>>>>>

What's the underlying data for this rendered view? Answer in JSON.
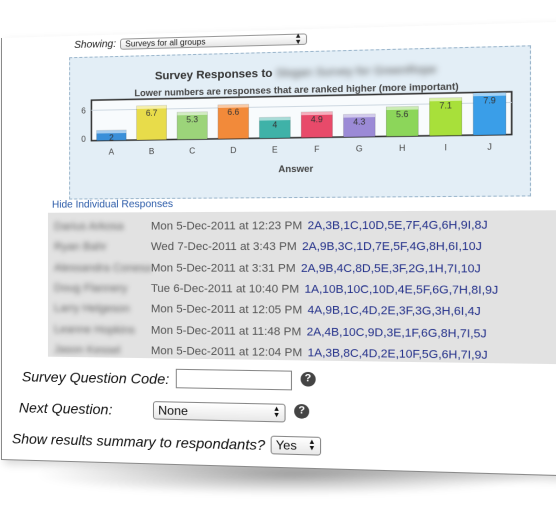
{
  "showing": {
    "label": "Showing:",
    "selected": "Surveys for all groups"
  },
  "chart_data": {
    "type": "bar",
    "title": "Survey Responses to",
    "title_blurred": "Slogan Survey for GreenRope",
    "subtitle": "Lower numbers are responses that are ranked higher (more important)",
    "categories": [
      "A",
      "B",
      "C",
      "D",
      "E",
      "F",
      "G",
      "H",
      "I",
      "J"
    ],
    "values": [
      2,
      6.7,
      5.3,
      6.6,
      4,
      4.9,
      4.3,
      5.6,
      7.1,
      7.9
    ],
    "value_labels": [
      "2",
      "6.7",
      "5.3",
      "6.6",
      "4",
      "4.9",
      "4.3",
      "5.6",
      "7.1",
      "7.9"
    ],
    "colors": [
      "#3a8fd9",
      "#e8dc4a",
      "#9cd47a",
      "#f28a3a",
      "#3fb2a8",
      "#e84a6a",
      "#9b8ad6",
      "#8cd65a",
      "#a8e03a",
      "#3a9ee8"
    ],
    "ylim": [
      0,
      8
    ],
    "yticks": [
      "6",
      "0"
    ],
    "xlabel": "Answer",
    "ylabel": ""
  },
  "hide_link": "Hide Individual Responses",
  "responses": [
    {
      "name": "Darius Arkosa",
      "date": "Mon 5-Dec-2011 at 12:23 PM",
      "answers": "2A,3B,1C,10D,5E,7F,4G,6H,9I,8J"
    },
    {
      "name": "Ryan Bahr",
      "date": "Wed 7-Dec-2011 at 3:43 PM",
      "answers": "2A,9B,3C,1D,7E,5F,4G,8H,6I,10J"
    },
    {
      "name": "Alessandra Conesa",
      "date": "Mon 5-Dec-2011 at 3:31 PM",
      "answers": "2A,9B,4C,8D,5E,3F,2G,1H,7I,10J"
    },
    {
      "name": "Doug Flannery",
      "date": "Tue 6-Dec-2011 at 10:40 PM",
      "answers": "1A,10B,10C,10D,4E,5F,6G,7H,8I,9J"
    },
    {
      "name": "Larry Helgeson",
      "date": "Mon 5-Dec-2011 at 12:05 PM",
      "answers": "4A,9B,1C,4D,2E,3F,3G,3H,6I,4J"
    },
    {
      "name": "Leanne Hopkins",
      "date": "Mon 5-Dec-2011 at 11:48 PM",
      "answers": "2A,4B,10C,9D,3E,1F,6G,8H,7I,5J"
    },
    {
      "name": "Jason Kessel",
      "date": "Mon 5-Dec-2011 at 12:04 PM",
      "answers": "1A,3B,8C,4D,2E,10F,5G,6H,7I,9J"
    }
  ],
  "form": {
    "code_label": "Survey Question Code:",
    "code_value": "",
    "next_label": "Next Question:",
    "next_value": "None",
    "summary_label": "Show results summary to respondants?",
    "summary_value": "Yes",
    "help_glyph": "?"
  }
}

<<<<<

AIM
Except for the pictures, give all the material above again verbatim.

COMPLETE OUTPUT
What's the underlying data for this rendered view? Answer in JSON.
{
  "showing": {
    "label": "Showing:",
    "selected": "Surveys for all groups"
  },
  "chart_data": {
    "type": "bar",
    "title": "Survey Responses to",
    "title_blurred": "Slogan Survey for GreenRope",
    "subtitle": "Lower numbers are responses that are ranked higher (more important)",
    "categories": [
      "A",
      "B",
      "C",
      "D",
      "E",
      "F",
      "G",
      "H",
      "I",
      "J"
    ],
    "values": [
      2,
      6.7,
      5.3,
      6.6,
      4,
      4.9,
      4.3,
      5.6,
      7.1,
      7.9
    ],
    "value_labels": [
      "2",
      "6.7",
      "5.3",
      "6.6",
      "4",
      "4.9",
      "4.3",
      "5.6",
      "7.1",
      "7.9"
    ],
    "colors": [
      "#3a8fd9",
      "#e8dc4a",
      "#9cd47a",
      "#f28a3a",
      "#3fb2a8",
      "#e84a6a",
      "#9b8ad6",
      "#8cd65a",
      "#a8e03a",
      "#3a9ee8"
    ],
    "ylim": [
      0,
      8
    ],
    "yticks": [
      "6",
      "0"
    ],
    "xlabel": "Answer",
    "ylabel": ""
  },
  "hide_link": "Hide Individual Responses",
  "responses": [
    {
      "name": "Darius Arkosa",
      "date": "Mon 5-Dec-2011 at 12:23 PM",
      "answers": "2A,3B,1C,10D,5E,7F,4G,6H,9I,8J"
    },
    {
      "name": "Ryan Bahr",
      "date": "Wed 7-Dec-2011 at 3:43 PM",
      "answers": "2A,9B,3C,1D,7E,5F,4G,8H,6I,10J"
    },
    {
      "name": "Alessandra Conesa",
      "date": "Mon 5-Dec-2011 at 3:31 PM",
      "answers": "2A,9B,4C,8D,5E,3F,2G,1H,7I,10J"
    },
    {
      "name": "Doug Flannery",
      "date": "Tue 6-Dec-2011 at 10:40 PM",
      "answers": "1A,10B,10C,10D,4E,5F,6G,7H,8I,9J"
    },
    {
      "name": "Larry Helgeson",
      "date": "Mon 5-Dec-2011 at 12:05 PM",
      "answers": "4A,9B,1C,4D,2E,3F,3G,3H,6I,4J"
    },
    {
      "name": "Leanne Hopkins",
      "date": "Mon 5-Dec-2011 at 11:48 PM",
      "answers": "2A,4B,10C,9D,3E,1F,6G,8H,7I,5J"
    },
    {
      "name": "Jason Kessel",
      "date": "Mon 5-Dec-2011 at 12:04 PM",
      "answers": "1A,3B,8C,4D,2E,10F,5G,6H,7I,9J"
    }
  ],
  "form": {
    "code_label": "Survey Question Code:",
    "code_value": "",
    "next_label": "Next Question:",
    "next_value": "None",
    "summary_label": "Show results summary to respondants?",
    "summary_value": "Yes",
    "help_glyph": "?"
  }
}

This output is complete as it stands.